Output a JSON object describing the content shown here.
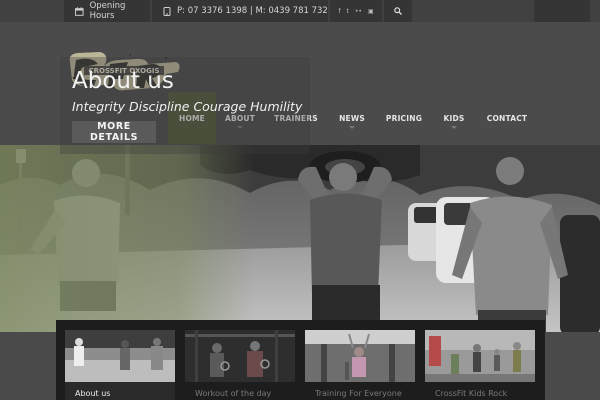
{
  "topbar": {
    "opening_hours": "Opening Hours",
    "phone": "P: 07 3376 1398 | M: 0439 781 732",
    "social_icons": [
      "f",
      "t",
      "••",
      "▣"
    ]
  },
  "logo": {
    "text": "CROSSFIT OXOGIS"
  },
  "nav": {
    "items": [
      {
        "label": "HOME",
        "active": true
      },
      {
        "label": "ABOUT",
        "active": false
      },
      {
        "label": "TRAINERS",
        "active": false
      },
      {
        "label": "NEWS",
        "active": false
      },
      {
        "label": "PRICING",
        "active": false
      },
      {
        "label": "KIDS",
        "active": false
      },
      {
        "label": "CONTACT",
        "active": false
      }
    ]
  },
  "hero": {
    "title": "About us",
    "subtitle": "Integrity Discipline Courage Humility",
    "button": "MORE DETAILS"
  },
  "thumbnails": [
    {
      "label": "About us",
      "active": true
    },
    {
      "label": "Workout of the day",
      "active": false
    },
    {
      "label": "Training For Everyone",
      "active": false
    },
    {
      "label": "CrossFit Kids Rock",
      "active": false
    }
  ],
  "colors": {
    "nav_active": "#51593b",
    "hero_tint": "#7d8a5f",
    "background": "#4a4a4a"
  }
}
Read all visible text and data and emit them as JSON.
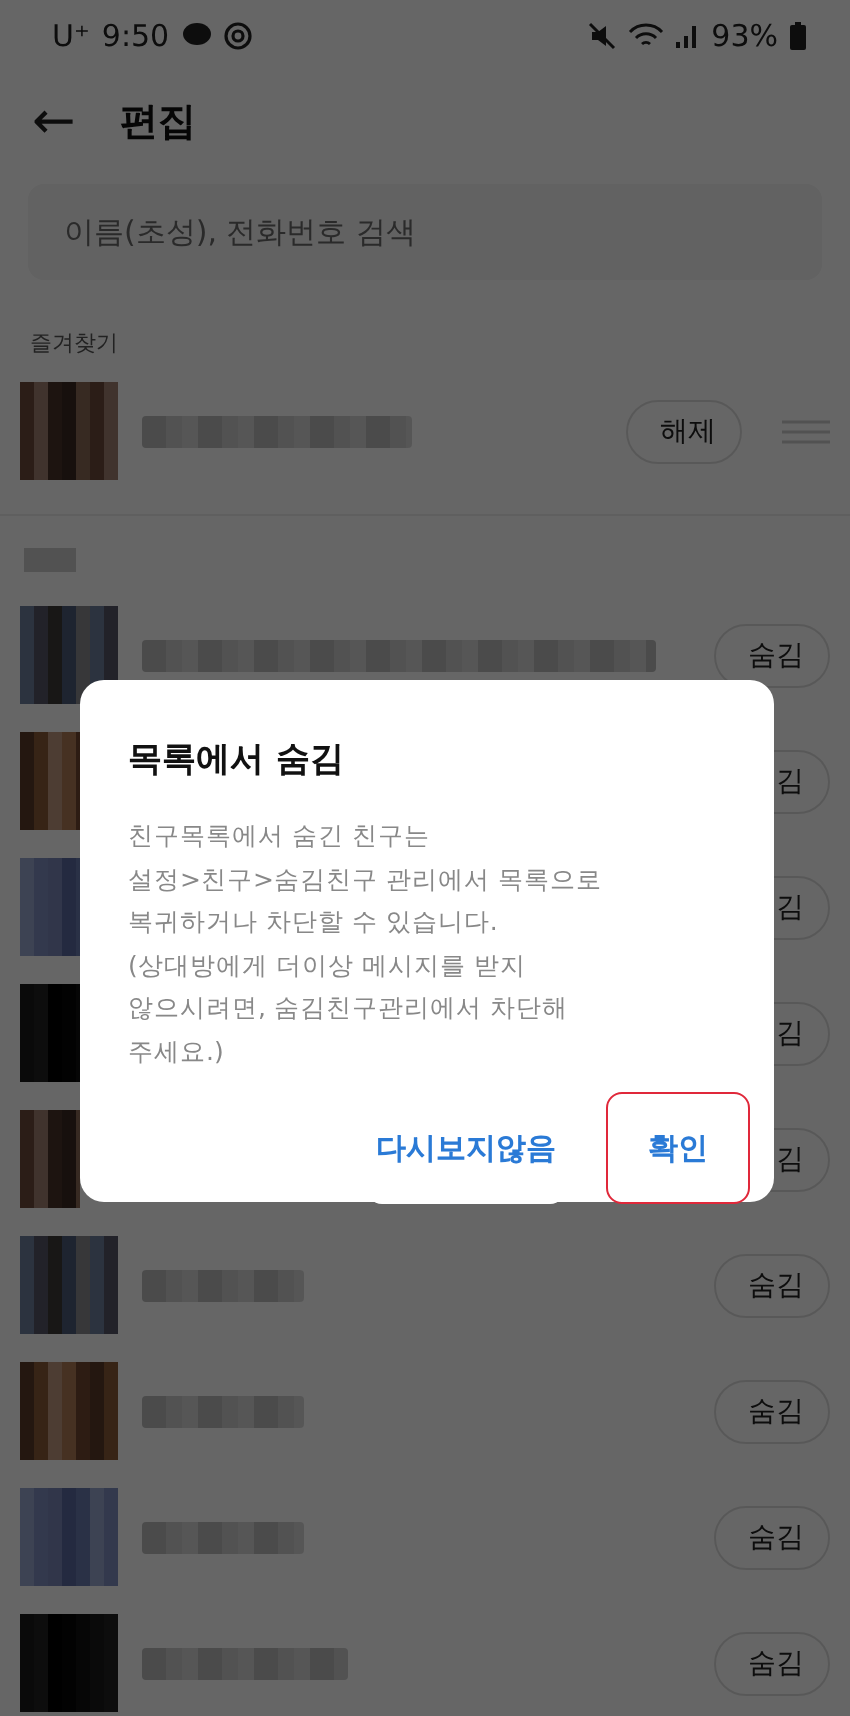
{
  "status_bar": {
    "carrier": "U⁺",
    "time": "9:50",
    "battery": "93%"
  },
  "header": {
    "back": "←",
    "title": "편집"
  },
  "search": {
    "placeholder": "이름(초성), 전화번호 검색"
  },
  "favorites": {
    "label": "즐겨찾기",
    "rows": [
      {
        "action": "해제"
      }
    ]
  },
  "friends": {
    "rows": [
      {
        "action": "숨김"
      },
      {
        "action": "김"
      },
      {
        "action": "김"
      },
      {
        "action": "김"
      },
      {
        "action": "김"
      },
      {
        "action": "숨김"
      },
      {
        "action": "숨김"
      },
      {
        "action": "숨김"
      },
      {
        "action": "숨김"
      }
    ]
  },
  "dialog": {
    "title": "목록에서 숨김",
    "body": [
      "친구목록에서 숨긴 친구는",
      "설정>친구>숨김친구 관리에서 목록으로",
      "복귀하거나 차단할 수 있습니다.",
      "(상대방에게 더이상 메시지를 받지",
      "않으시려면, 숨김친구관리에서 차단해",
      "주세요.)"
    ],
    "buttons": [
      {
        "label": "다시보지않음",
        "highlighted": false
      },
      {
        "label": "확인",
        "highlighted": true
      }
    ]
  }
}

• • • • •

◆ Directive: Starting at the line containing "Read all visible", write out each line through the last one in the listing above, inclusive, and nothing else. Pictures are excluded from the copy.

◆ Correct output:
Read all visible text and data and emit them as JSON.
{
  "status_bar": {
    "carrier": "U⁺",
    "time": "9:50",
    "battery": "93%"
  },
  "header": {
    "back": "←",
    "title": "편집"
  },
  "search": {
    "placeholder": "이름(초성), 전화번호 검색"
  },
  "favorites": {
    "label": "즐겨찾기",
    "rows": [
      {
        "action": "해제"
      }
    ]
  },
  "friends": {
    "rows": [
      {
        "action": "숨김"
      },
      {
        "action": "김"
      },
      {
        "action": "김"
      },
      {
        "action": "김"
      },
      {
        "action": "김"
      },
      {
        "action": "숨김"
      },
      {
        "action": "숨김"
      },
      {
        "action": "숨김"
      },
      {
        "action": "숨김"
      }
    ]
  },
  "dialog": {
    "title": "목록에서 숨김",
    "body": [
      "친구목록에서 숨긴 친구는",
      "설정>친구>숨김친구 관리에서 목록으로",
      "복귀하거나 차단할 수 있습니다.",
      "(상대방에게 더이상 메시지를 받지",
      "않으시려면, 숨김친구관리에서 차단해",
      "주세요.)"
    ],
    "buttons": [
      {
        "label": "다시보지않음",
        "highlighted": false
      },
      {
        "label": "확인",
        "highlighted": true
      }
    ]
  }
}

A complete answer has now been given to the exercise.